- What you are asked to do -
Scan the listing below and copy every line holding "JSON".

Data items
■ ■ ■ ■ ■ ■ ■
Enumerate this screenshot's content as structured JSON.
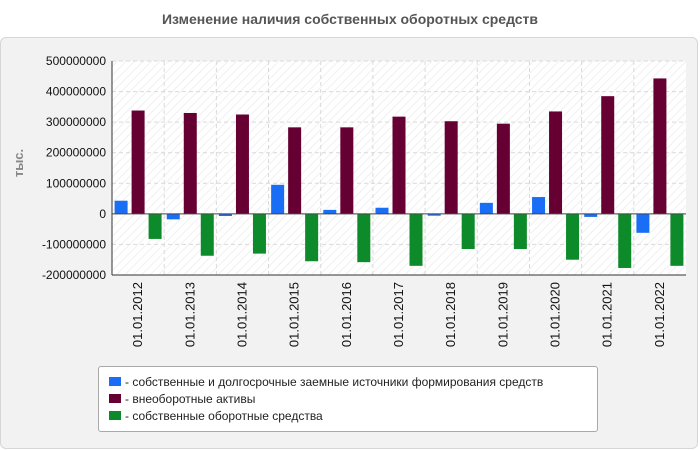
{
  "chart_data": {
    "type": "bar",
    "title": "Изменение наличия собственных оборотных средств",
    "ylabel": "тыс.",
    "xlabel": "",
    "ylim": [
      -200000000,
      500000000
    ],
    "yticks": [
      500000000,
      400000000,
      300000000,
      200000000,
      100000000,
      0,
      -100000000,
      -200000000
    ],
    "ytick_labels": [
      "500000000",
      "400000000",
      "300000000",
      "200000000",
      "100000000",
      "0",
      "-100000000",
      "-200000000"
    ],
    "categories": [
      "01.01.2012",
      "01.01.2013",
      "01.01.2014",
      "01.01.2015",
      "01.01.2016",
      "01.01.2017",
      "01.01.2018",
      "01.01.2019",
      "01.01.2020",
      "01.01.2021",
      "01.01.2022"
    ],
    "series": [
      {
        "name": "- собственные и долгосрочные заемные источники формирования средств",
        "color": "#1a6ef5",
        "values": [
          43000000,
          -18000000,
          -7000000,
          95000000,
          13000000,
          20000000,
          -6000000,
          36000000,
          55000000,
          -10000000,
          -62000000
        ]
      },
      {
        "name": "- внеоборотные активы",
        "color": "#660033",
        "values": [
          338000000,
          330000000,
          325000000,
          283000000,
          283000000,
          318000000,
          303000000,
          295000000,
          335000000,
          385000000,
          443000000
        ]
      },
      {
        "name": "- собственные оборотные средства",
        "color": "#0d8a2a",
        "values": [
          -82000000,
          -137000000,
          -130000000,
          -155000000,
          -158000000,
          -170000000,
          -115000000,
          -115000000,
          -150000000,
          -177000000,
          -170000000
        ]
      }
    ],
    "grid": true,
    "legend_position": "bottom"
  }
}
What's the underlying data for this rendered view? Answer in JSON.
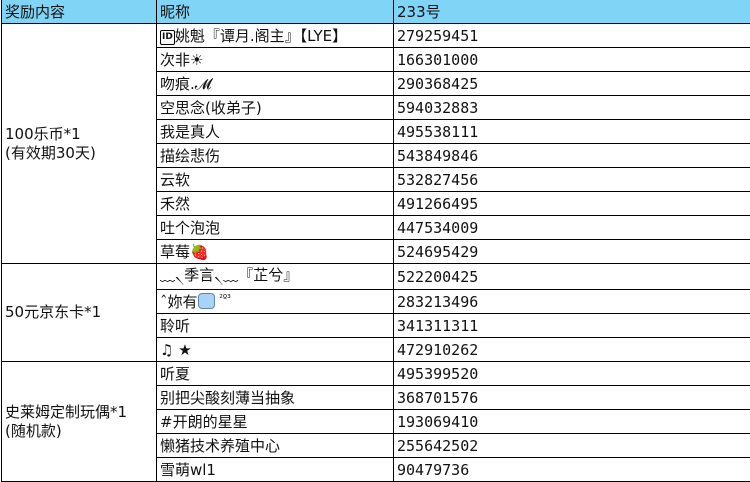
{
  "colors": {
    "header_bg": "#80d4f6",
    "grid": "#000000"
  },
  "headers": [
    "奖励内容",
    "昵称",
    "233号"
  ],
  "groups": [
    {
      "reward_line1": "100乐币*1",
      "reward_line2": "(有效期30天)",
      "rows": [
        {
          "name": "姚魁『谭月.阁主』【LYE】",
          "icon": "id-badge-icon",
          "icon_text": "ID",
          "id": "279259451"
        },
        {
          "name": "次非☀",
          "id": "166301000"
        },
        {
          "name": "吻痕.𝓜",
          "id": "290368425"
        },
        {
          "name": "空思念(收弟子)",
          "id": "594032883"
        },
        {
          "name": "我是真人",
          "id": "495538111"
        },
        {
          "name": "描绘悲伤",
          "id": "543849846"
        },
        {
          "name": "云软",
          "id": "532827456"
        },
        {
          "name": "禾然",
          "id": "491266495"
        },
        {
          "name": "吐个泡泡",
          "id": "447534009"
        },
        {
          "name": "草莓🍓",
          "id": "524695429"
        }
      ]
    },
    {
      "reward_line1": "50元京东卡*1",
      "reward_line2": "",
      "rows": [
        {
          "name": "﹏৲季言৲﹏『芷兮』",
          "id": "522200425"
        },
        {
          "name": "ˆ妳有",
          "icon": "ice-cube-icon",
          "suffix": "²º³",
          "id": "283213496"
        },
        {
          "name": "聆听",
          "id": "341311311"
        },
        {
          "name": "♫ ★",
          "id": "472910262"
        }
      ]
    },
    {
      "reward_line1": "史莱姆定制玩偶*1",
      "reward_line2": "(随机款)",
      "rows": [
        {
          "name": "听夏",
          "id": "495399520"
        },
        {
          "name": "别把尖酸刻薄当抽象",
          "id": "368701576"
        },
        {
          "name": "#开朗的星星",
          "id": "193069410"
        },
        {
          "name": "懒猪技术养殖中心",
          "id": "255642502"
        },
        {
          "name": "雪萌wl1",
          "id": "90479736"
        }
      ]
    }
  ]
}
■ ■ ■ ■ ■ ■ ■
- Written response -
Enumerate this screenshot's content as structured JSON.
What's the underlying data for this rendered view? Answer in JSON.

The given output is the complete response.